Your goal:
Reproduce the whole listing, character for character.

─── Materials provided

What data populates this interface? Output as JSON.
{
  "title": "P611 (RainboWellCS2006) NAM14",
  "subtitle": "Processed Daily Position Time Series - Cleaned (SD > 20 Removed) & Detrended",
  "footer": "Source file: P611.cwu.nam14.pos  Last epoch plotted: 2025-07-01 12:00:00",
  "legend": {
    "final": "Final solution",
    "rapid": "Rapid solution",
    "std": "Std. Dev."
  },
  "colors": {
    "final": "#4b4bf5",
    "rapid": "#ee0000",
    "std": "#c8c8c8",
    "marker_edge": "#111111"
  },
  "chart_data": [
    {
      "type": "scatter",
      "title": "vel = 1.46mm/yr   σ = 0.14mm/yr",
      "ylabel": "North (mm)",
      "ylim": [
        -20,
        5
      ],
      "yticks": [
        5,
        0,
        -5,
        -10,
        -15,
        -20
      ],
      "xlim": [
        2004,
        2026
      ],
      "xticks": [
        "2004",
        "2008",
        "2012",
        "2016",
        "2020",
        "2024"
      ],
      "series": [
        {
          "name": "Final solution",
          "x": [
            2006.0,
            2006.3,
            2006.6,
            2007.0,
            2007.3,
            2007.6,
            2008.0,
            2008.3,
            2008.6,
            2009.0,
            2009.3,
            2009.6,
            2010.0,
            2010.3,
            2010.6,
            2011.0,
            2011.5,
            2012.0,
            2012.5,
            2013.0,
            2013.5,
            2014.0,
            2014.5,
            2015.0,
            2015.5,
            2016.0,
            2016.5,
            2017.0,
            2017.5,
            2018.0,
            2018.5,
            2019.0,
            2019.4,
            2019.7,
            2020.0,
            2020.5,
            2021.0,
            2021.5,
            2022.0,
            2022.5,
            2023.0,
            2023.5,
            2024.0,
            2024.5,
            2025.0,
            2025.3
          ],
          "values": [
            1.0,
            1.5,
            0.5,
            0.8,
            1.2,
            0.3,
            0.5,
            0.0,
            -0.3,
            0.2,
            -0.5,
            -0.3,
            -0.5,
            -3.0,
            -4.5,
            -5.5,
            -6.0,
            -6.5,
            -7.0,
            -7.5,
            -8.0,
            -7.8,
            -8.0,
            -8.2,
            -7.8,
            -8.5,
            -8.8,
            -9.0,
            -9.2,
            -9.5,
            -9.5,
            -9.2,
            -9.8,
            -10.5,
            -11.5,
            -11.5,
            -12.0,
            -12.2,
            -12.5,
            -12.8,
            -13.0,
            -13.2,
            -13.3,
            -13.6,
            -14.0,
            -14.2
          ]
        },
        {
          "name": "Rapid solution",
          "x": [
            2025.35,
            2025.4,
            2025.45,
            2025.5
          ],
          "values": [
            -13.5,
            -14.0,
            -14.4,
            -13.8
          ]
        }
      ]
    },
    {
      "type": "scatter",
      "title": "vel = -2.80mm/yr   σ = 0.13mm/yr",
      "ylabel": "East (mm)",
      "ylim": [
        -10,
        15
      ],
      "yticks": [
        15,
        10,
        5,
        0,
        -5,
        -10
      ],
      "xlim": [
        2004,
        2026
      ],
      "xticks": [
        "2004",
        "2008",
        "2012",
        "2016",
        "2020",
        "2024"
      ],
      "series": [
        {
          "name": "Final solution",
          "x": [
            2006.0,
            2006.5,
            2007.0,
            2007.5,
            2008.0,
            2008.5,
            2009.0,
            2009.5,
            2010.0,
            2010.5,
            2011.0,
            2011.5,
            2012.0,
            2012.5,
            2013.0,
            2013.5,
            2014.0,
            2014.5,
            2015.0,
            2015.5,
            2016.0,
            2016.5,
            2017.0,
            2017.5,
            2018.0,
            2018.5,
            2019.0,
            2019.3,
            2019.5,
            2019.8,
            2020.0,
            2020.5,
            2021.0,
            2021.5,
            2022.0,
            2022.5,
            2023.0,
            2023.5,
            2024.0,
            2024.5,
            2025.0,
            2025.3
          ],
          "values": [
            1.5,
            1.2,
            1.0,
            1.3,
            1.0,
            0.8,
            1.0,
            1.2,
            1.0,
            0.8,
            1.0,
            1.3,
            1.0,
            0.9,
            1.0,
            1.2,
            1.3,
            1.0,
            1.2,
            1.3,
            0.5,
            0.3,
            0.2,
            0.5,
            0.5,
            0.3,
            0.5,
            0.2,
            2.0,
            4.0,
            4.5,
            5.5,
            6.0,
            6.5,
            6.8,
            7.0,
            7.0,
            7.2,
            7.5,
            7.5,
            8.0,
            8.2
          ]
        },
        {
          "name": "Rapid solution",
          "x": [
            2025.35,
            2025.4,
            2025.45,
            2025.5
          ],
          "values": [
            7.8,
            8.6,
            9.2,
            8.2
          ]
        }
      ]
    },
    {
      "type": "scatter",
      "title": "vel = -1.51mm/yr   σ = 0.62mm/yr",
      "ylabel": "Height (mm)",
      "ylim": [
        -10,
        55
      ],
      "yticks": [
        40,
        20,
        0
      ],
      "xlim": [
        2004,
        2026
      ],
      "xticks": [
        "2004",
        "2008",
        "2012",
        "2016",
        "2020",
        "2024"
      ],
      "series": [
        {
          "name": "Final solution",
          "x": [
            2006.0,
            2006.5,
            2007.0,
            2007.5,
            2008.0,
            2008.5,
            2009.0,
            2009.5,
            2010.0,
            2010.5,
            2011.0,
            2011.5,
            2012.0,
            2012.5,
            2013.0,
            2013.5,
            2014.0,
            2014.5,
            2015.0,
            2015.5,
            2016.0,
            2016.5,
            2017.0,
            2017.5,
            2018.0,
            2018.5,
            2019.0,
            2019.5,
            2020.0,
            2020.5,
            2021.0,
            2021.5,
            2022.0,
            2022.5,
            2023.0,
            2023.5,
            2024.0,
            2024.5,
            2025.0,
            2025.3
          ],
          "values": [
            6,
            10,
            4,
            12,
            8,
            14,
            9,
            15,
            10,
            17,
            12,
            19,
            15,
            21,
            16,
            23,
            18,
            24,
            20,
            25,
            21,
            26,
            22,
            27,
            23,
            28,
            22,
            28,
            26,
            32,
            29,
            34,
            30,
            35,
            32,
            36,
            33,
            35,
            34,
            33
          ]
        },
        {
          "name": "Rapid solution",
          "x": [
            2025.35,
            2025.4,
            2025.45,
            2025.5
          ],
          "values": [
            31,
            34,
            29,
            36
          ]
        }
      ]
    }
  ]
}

──────

Expected output:
What data populates this interface? Output as JSON.
{
  "title": "P611 (RainboWellCS2006) NAM14",
  "subtitle": "Processed Daily Position Time Series - Cleaned (SD > 20 Removed) & Detrended",
  "footer": "Source file: P611.cwu.nam14.pos  Last epoch plotted: 2025-07-01 12:00:00",
  "legend": {
    "final": "Final solution",
    "rapid": "Rapid solution",
    "std": "Std. Dev."
  },
  "colors": {
    "final": "#4b4bf5",
    "rapid": "#ee0000",
    "std": "#c8c8c8",
    "marker_edge": "#111111"
  },
  "chart_data": [
    {
      "type": "scatter",
      "title": "vel = 1.46mm/yr   σ = 0.14mm/yr",
      "ylabel": "North (mm)",
      "ylim": [
        -20,
        5
      ],
      "yticks": [
        5,
        0,
        -5,
        -10,
        -15,
        -20
      ],
      "xlim": [
        2004,
        2026
      ],
      "xticks": [
        "2004",
        "2008",
        "2012",
        "2016",
        "2020",
        "2024"
      ],
      "series": [
        {
          "name": "Final solution",
          "x": [
            2006.0,
            2006.3,
            2006.6,
            2007.0,
            2007.3,
            2007.6,
            2008.0,
            2008.3,
            2008.6,
            2009.0,
            2009.3,
            2009.6,
            2010.0,
            2010.3,
            2010.6,
            2011.0,
            2011.5,
            2012.0,
            2012.5,
            2013.0,
            2013.5,
            2014.0,
            2014.5,
            2015.0,
            2015.5,
            2016.0,
            2016.5,
            2017.0,
            2017.5,
            2018.0,
            2018.5,
            2019.0,
            2019.4,
            2019.7,
            2020.0,
            2020.5,
            2021.0,
            2021.5,
            2022.0,
            2022.5,
            2023.0,
            2023.5,
            2024.0,
            2024.5,
            2025.0,
            2025.3
          ],
          "values": [
            1.0,
            1.5,
            0.5,
            0.8,
            1.2,
            0.3,
            0.5,
            0.0,
            -0.3,
            0.2,
            -0.5,
            -0.3,
            -0.5,
            -3.0,
            -4.5,
            -5.5,
            -6.0,
            -6.5,
            -7.0,
            -7.5,
            -8.0,
            -7.8,
            -8.0,
            -8.2,
            -7.8,
            -8.5,
            -8.8,
            -9.0,
            -9.2,
            -9.5,
            -9.5,
            -9.2,
            -9.8,
            -10.5,
            -11.5,
            -11.5,
            -12.0,
            -12.2,
            -12.5,
            -12.8,
            -13.0,
            -13.2,
            -13.3,
            -13.6,
            -14.0,
            -14.2
          ]
        },
        {
          "name": "Rapid solution",
          "x": [
            2025.35,
            2025.4,
            2025.45,
            2025.5
          ],
          "values": [
            -13.5,
            -14.0,
            -14.4,
            -13.8
          ]
        }
      ]
    },
    {
      "type": "scatter",
      "title": "vel = -2.80mm/yr   σ = 0.13mm/yr",
      "ylabel": "East (mm)",
      "ylim": [
        -10,
        15
      ],
      "yticks": [
        15,
        10,
        5,
        0,
        -5,
        -10
      ],
      "xlim": [
        2004,
        2026
      ],
      "xticks": [
        "2004",
        "2008",
        "2012",
        "2016",
        "2020",
        "2024"
      ],
      "series": [
        {
          "name": "Final solution",
          "x": [
            2006.0,
            2006.5,
            2007.0,
            2007.5,
            2008.0,
            2008.5,
            2009.0,
            2009.5,
            2010.0,
            2010.5,
            2011.0,
            2011.5,
            2012.0,
            2012.5,
            2013.0,
            2013.5,
            2014.0,
            2014.5,
            2015.0,
            2015.5,
            2016.0,
            2016.5,
            2017.0,
            2017.5,
            2018.0,
            2018.5,
            2019.0,
            2019.3,
            2019.5,
            2019.8,
            2020.0,
            2020.5,
            2021.0,
            2021.5,
            2022.0,
            2022.5,
            2023.0,
            2023.5,
            2024.0,
            2024.5,
            2025.0,
            2025.3
          ],
          "values": [
            1.5,
            1.2,
            1.0,
            1.3,
            1.0,
            0.8,
            1.0,
            1.2,
            1.0,
            0.8,
            1.0,
            1.3,
            1.0,
            0.9,
            1.0,
            1.2,
            1.3,
            1.0,
            1.2,
            1.3,
            0.5,
            0.3,
            0.2,
            0.5,
            0.5,
            0.3,
            0.5,
            0.2,
            2.0,
            4.0,
            4.5,
            5.5,
            6.0,
            6.5,
            6.8,
            7.0,
            7.0,
            7.2,
            7.5,
            7.5,
            8.0,
            8.2
          ]
        },
        {
          "name": "Rapid solution",
          "x": [
            2025.35,
            2025.4,
            2025.45,
            2025.5
          ],
          "values": [
            7.8,
            8.6,
            9.2,
            8.2
          ]
        }
      ]
    },
    {
      "type": "scatter",
      "title": "vel = -1.51mm/yr   σ = 0.62mm/yr",
      "ylabel": "Height (mm)",
      "ylim": [
        -10,
        55
      ],
      "yticks": [
        40,
        20,
        0
      ],
      "xlim": [
        2004,
        2026
      ],
      "xticks": [
        "2004",
        "2008",
        "2012",
        "2016",
        "2020",
        "2024"
      ],
      "series": [
        {
          "name": "Final solution",
          "x": [
            2006.0,
            2006.5,
            2007.0,
            2007.5,
            2008.0,
            2008.5,
            2009.0,
            2009.5,
            2010.0,
            2010.5,
            2011.0,
            2011.5,
            2012.0,
            2012.5,
            2013.0,
            2013.5,
            2014.0,
            2014.5,
            2015.0,
            2015.5,
            2016.0,
            2016.5,
            2017.0,
            2017.5,
            2018.0,
            2018.5,
            2019.0,
            2019.5,
            2020.0,
            2020.5,
            2021.0,
            2021.5,
            2022.0,
            2022.5,
            2023.0,
            2023.5,
            2024.0,
            2024.5,
            2025.0,
            2025.3
          ],
          "values": [
            6,
            10,
            4,
            12,
            8,
            14,
            9,
            15,
            10,
            17,
            12,
            19,
            15,
            21,
            16,
            23,
            18,
            24,
            20,
            25,
            21,
            26,
            22,
            27,
            23,
            28,
            22,
            28,
            26,
            32,
            29,
            34,
            30,
            35,
            32,
            36,
            33,
            35,
            34,
            33
          ]
        },
        {
          "name": "Rapid solution",
          "x": [
            2025.35,
            2025.4,
            2025.45,
            2025.5
          ],
          "values": [
            31,
            34,
            29,
            36
          ]
        }
      ]
    }
  ]
}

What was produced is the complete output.